LISTED RECORDS:
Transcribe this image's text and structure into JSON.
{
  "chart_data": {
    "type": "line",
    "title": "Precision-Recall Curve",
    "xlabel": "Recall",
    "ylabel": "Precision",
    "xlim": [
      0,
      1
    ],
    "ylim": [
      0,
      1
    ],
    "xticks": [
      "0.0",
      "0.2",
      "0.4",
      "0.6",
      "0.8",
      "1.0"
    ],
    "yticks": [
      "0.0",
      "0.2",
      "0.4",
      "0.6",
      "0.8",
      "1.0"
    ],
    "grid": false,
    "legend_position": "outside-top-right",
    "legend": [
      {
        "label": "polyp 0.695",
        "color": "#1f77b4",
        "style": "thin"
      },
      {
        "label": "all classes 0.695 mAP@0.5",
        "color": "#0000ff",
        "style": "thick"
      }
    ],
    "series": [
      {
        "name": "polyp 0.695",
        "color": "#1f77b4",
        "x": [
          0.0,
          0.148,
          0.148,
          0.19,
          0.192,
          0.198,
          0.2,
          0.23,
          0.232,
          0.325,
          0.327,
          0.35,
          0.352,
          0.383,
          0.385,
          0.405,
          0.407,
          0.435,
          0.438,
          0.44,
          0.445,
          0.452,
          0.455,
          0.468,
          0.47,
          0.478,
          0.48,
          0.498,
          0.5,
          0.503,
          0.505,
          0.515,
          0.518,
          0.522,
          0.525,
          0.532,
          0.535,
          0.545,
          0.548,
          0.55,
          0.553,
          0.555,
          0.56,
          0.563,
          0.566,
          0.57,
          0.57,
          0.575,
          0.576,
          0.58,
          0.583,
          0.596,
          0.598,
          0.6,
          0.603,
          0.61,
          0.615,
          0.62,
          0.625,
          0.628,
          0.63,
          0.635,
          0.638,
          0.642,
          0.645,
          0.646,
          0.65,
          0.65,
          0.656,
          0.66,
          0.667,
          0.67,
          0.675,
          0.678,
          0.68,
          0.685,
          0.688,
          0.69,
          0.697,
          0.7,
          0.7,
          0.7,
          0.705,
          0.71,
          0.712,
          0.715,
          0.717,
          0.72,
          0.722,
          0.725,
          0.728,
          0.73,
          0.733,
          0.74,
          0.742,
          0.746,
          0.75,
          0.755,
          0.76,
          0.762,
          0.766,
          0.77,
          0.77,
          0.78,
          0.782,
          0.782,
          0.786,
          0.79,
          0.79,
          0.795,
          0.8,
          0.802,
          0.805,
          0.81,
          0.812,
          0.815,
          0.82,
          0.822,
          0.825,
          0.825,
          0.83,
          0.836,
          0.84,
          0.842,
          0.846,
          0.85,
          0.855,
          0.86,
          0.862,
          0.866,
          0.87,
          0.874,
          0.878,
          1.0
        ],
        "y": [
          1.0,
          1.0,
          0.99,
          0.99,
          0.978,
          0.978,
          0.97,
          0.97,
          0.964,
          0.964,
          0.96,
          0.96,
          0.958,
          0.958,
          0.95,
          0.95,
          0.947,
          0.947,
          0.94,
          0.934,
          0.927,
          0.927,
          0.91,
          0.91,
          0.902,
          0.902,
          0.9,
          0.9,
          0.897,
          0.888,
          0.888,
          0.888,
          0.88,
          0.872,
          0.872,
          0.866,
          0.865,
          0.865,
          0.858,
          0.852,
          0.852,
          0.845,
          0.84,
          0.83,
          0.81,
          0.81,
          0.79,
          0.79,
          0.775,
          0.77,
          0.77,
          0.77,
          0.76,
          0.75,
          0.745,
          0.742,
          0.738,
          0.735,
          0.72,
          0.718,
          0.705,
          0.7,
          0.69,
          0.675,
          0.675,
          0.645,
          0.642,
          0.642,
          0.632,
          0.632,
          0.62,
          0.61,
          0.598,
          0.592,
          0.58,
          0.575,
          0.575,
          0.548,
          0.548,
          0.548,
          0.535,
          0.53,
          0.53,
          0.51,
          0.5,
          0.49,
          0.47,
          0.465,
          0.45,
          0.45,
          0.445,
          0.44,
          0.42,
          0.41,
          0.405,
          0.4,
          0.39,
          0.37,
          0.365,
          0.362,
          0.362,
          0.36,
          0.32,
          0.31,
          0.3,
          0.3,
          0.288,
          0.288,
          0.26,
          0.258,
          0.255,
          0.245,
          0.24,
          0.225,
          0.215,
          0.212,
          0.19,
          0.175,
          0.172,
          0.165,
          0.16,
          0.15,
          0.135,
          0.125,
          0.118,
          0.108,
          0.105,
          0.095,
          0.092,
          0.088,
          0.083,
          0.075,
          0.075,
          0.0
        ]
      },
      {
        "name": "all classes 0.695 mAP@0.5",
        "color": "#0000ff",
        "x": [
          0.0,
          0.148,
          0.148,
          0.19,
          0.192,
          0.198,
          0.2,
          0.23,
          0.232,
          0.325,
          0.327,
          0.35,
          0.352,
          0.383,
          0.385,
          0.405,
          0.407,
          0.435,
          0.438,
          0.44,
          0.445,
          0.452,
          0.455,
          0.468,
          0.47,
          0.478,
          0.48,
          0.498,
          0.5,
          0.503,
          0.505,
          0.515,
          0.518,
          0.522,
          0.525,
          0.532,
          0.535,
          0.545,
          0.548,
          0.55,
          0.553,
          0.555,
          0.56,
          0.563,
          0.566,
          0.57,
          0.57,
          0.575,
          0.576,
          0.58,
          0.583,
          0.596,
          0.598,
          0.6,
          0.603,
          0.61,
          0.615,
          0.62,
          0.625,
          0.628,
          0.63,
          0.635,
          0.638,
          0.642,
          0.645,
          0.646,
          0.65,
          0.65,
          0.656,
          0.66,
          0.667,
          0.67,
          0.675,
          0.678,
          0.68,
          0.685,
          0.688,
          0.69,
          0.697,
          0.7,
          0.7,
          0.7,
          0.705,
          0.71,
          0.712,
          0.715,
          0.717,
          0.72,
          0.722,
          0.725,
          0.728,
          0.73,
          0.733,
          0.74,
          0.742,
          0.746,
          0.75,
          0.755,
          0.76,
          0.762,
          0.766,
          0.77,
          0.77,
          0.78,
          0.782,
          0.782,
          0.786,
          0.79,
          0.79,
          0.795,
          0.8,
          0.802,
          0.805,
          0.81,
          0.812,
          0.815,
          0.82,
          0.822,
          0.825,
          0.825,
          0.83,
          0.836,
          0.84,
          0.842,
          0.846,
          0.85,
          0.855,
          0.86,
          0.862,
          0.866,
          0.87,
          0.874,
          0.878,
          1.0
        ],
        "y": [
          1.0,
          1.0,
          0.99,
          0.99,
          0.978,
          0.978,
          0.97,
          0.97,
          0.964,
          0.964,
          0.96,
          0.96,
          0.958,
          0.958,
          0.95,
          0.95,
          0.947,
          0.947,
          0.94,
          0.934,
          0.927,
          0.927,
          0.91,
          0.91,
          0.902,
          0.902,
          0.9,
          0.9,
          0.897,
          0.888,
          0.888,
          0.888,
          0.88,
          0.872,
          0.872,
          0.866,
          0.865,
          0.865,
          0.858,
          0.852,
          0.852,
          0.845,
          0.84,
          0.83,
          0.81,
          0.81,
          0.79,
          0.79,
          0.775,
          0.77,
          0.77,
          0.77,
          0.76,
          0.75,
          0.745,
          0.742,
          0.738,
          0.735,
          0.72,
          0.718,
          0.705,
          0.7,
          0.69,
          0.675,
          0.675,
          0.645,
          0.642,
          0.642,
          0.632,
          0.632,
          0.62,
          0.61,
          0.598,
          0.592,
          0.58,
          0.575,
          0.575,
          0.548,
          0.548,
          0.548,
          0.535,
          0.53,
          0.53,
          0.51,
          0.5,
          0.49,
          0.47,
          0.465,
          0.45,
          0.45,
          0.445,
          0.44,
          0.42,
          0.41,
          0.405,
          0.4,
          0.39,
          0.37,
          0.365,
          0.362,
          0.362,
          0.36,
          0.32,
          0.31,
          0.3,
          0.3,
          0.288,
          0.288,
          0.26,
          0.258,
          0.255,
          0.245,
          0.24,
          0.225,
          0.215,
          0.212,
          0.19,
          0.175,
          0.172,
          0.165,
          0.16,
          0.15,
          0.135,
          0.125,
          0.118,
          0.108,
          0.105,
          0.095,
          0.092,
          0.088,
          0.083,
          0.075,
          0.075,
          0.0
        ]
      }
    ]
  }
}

TASK OBJECTIVE:
Of all the lines in the listing above, how many include "classes"? Write only the number.

TASK ANSWER:
2